▸ **WHAT TO PRODUCE**
Look through the lines below and state how many hold the word "材料和物品的使用情况". Write only the number.

▸ **Stored entries**
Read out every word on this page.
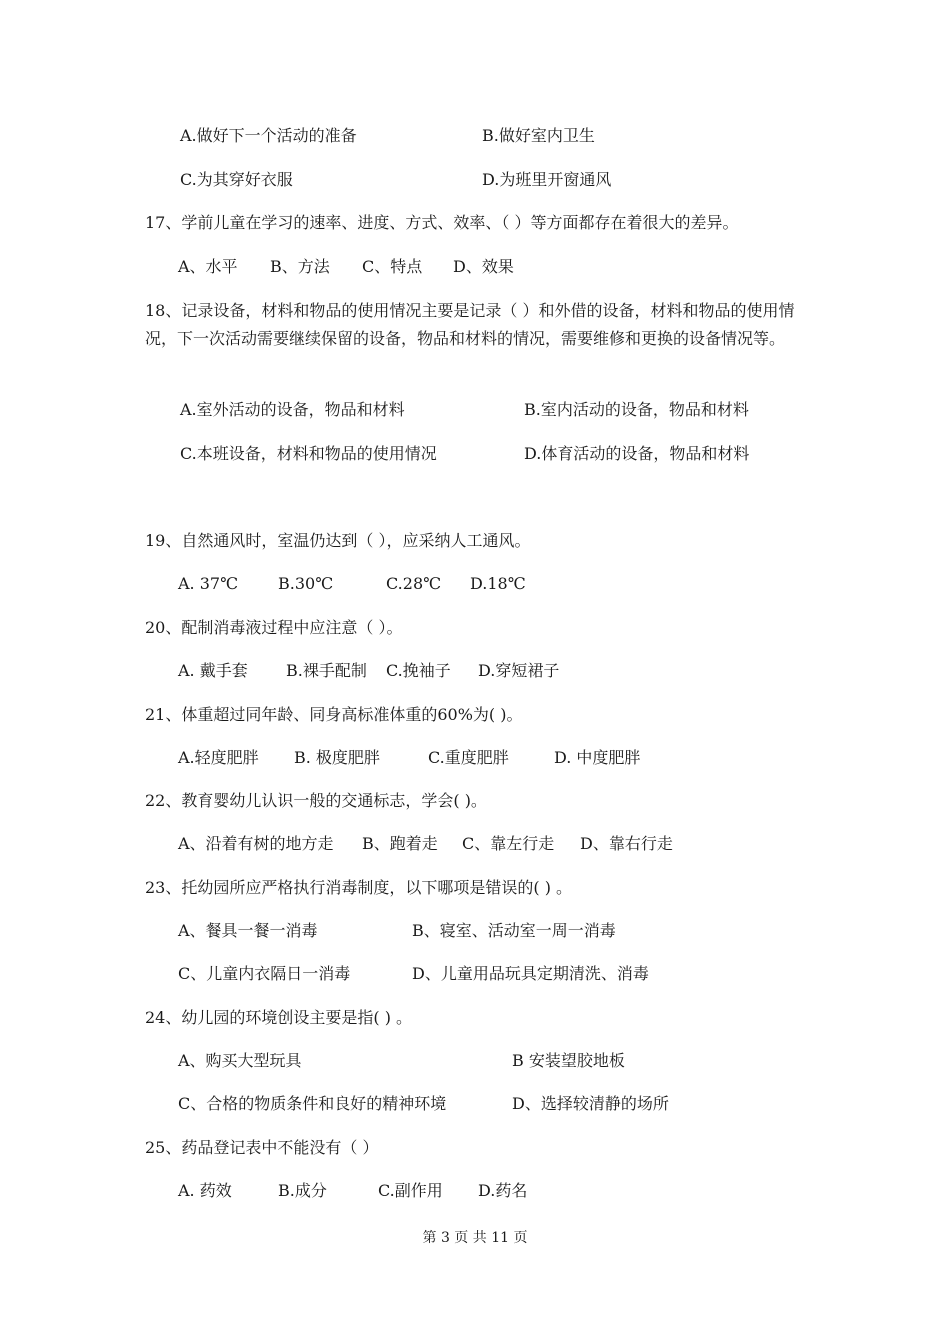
A.做好下一个活动的准备	B.做好室内卫生
C.为其穿好衣服	D.为班里开窗通风
17、学前儿童在学习的速率、进度、方式、效率、（ ）等方面都存在着很大的差异。
A、水平 B、方法 C、特点 D、效果
18、记录设备，材料和物品的使用情况主要是记录（ ）和外借的设备，材料和物品的使用情况，下一次活动需要继续保留的设备，物品和材料的情况，需要维修和更换的设备情况等。
A.室外活动的设备，物品和材料	B.室内活动的设备，物品和材料
C.本班设备，材料和物品的使用情况	D.体育活动的设备，物品和材料
19、自然通风时，室温仍达到（ ），应采纳人工通风。
A. 37℃	B.30℃	C.28℃ D.18℃
20、配制消毒液过程中应注意（ ）。
A. 戴手套 B.裸手配制 C.挽袖子 D.穿短裙子
21、体重超过同年龄、同身高标准体重的60%为( )。
A.轻度肥胖 B. 极度肥胖	C.重度肥胖	D. 中度肥胖
22、教育婴幼儿认识一般的交通标志，学会( )。
A、沿着有树的地方走 B、跑着走 C、靠左行走 D、靠右行走
23、托幼园所应严格执行消毒制度，以下哪项是错误的( ) 。
A、餐具一餐一消毒	B、寝室、活动室一周一消毒
C、儿童内衣隔日一消毒	D、儿童用品玩具定期清洗、消毒
24、幼儿园的环境创设主要是指( ) 。
A、购买大型玩具	B 安装望胶地板
C、合格的物质条件和良好的精神环境	D、选择较清静的场所
25、药品登记表中不能没有（ ）
A. 药效	B.成分	C.副作用 D.药名
第 3 页 共 11 页
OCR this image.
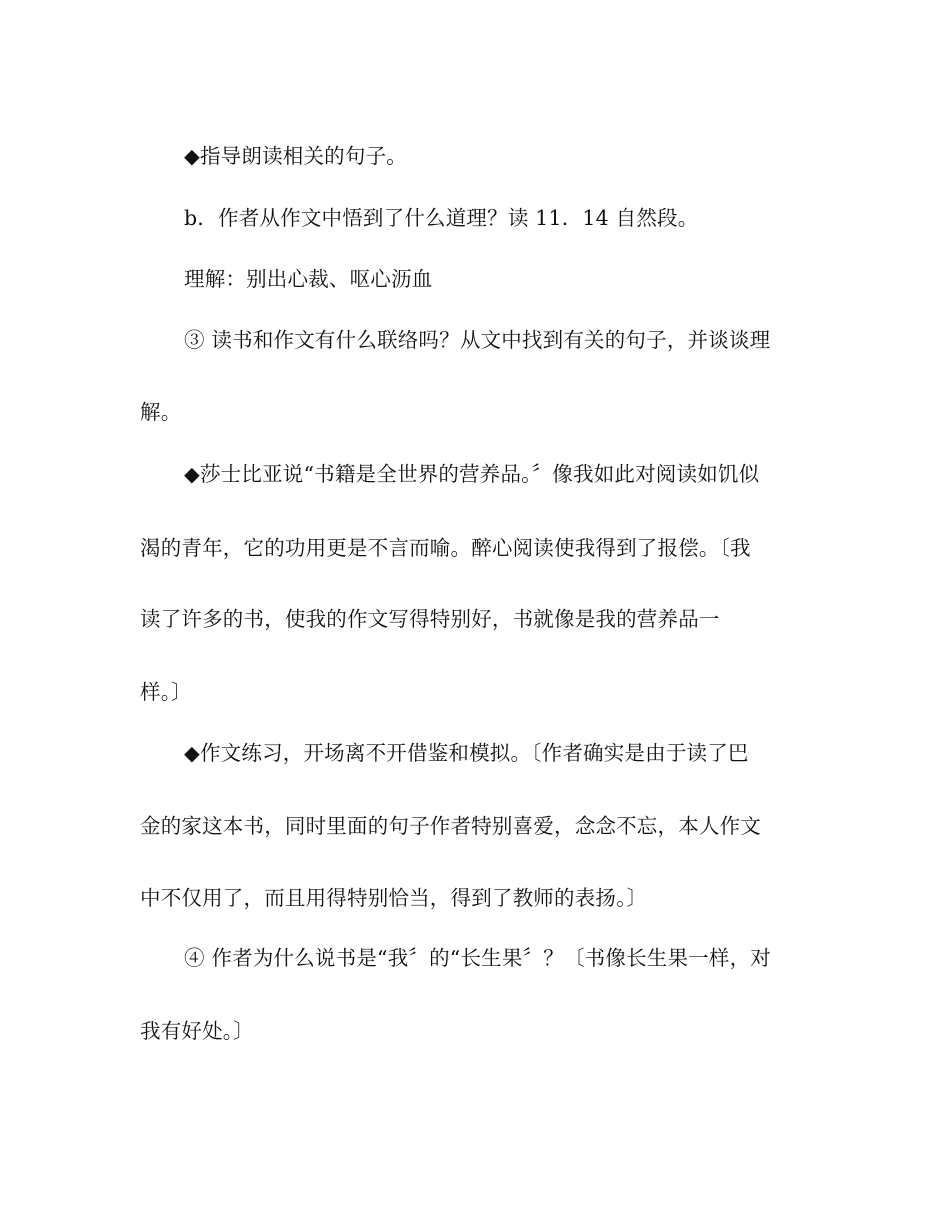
◆指导朗读相关的句子。
b．作者从作文中悟到了什么道理？读 11．14 自然段。
理解：别出心裁、呕心沥血
③ 读书和作文有什么联络吗？从文中找到有关的句子，并谈谈理
解。
◆莎士比亚说“书籍是全世界的营养品。〞像我如此对阅读如饥似
渴的青年，它的功用更是不言而喻。醉心阅读使我得到了报偿。〔我
读了许多的书，使我的作文写得特别好，书就像是我的营养品一
样。〕
◆作文练习，开场离不开借鉴和模拟。〔作者确实是由于读了巴
金的家这本书，同时里面的句子作者特别喜爱，念念不忘，本人作文
中不仅用了，而且用得特别恰当，得到了教师的表扬。〕
④ 作者为什么说书是“我〞的“长生果〞？〔书像长生果一样，对
我有好处。〕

▸ **EXPECTED OUTPUT**
2